[BEGIN Records supplied]

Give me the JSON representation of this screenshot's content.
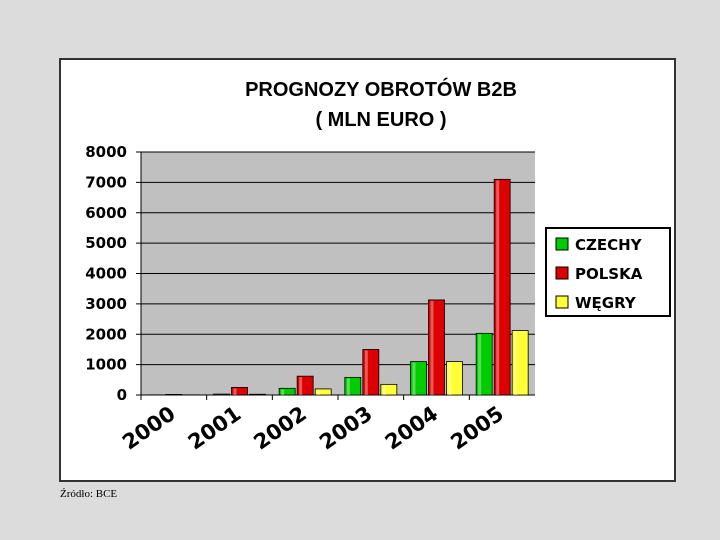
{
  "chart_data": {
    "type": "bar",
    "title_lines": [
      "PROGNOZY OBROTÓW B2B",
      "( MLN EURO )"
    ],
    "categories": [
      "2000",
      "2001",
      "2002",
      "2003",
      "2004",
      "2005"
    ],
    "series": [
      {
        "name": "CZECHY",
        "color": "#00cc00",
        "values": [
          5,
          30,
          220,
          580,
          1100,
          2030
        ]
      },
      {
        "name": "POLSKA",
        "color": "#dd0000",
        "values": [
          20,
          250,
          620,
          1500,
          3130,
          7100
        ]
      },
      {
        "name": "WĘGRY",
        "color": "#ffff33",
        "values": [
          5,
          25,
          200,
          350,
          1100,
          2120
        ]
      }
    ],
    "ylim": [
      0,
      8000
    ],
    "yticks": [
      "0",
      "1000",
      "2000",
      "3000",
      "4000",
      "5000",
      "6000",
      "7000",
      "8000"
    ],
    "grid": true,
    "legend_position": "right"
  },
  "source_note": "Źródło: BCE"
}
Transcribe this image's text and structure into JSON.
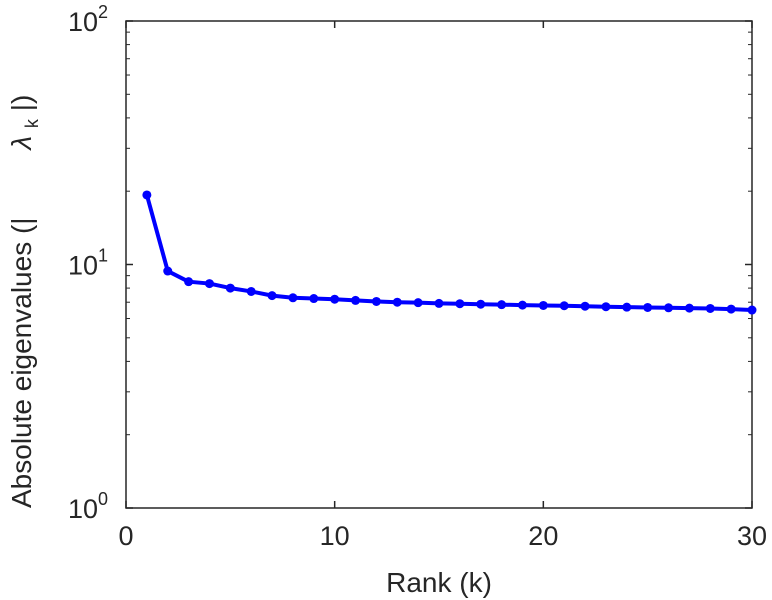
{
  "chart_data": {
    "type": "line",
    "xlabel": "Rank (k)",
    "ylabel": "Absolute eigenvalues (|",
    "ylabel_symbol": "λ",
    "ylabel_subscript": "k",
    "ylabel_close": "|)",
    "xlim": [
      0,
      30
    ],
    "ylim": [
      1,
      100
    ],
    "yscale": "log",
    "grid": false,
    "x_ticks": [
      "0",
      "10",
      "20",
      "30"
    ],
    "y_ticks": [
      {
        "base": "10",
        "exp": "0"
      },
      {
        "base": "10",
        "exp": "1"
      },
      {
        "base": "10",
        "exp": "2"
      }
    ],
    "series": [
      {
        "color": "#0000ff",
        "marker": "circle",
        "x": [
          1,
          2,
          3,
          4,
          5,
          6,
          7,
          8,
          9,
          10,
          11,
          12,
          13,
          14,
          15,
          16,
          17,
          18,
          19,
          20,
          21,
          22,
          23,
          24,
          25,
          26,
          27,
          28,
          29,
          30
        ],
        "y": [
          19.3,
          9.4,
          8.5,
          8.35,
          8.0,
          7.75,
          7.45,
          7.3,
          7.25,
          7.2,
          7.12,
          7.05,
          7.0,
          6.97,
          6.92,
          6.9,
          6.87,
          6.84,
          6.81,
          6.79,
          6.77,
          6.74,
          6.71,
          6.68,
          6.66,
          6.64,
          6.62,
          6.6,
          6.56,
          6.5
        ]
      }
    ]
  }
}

[END Records supplied]

* **Given problem**: From the listing above, copy out each line where the word "color" appears.

* **Written answer**:
        "color": "#00cc00",
        "color": "#dd0000",
        "color": "#ffff33",
        "color": "#0000ff",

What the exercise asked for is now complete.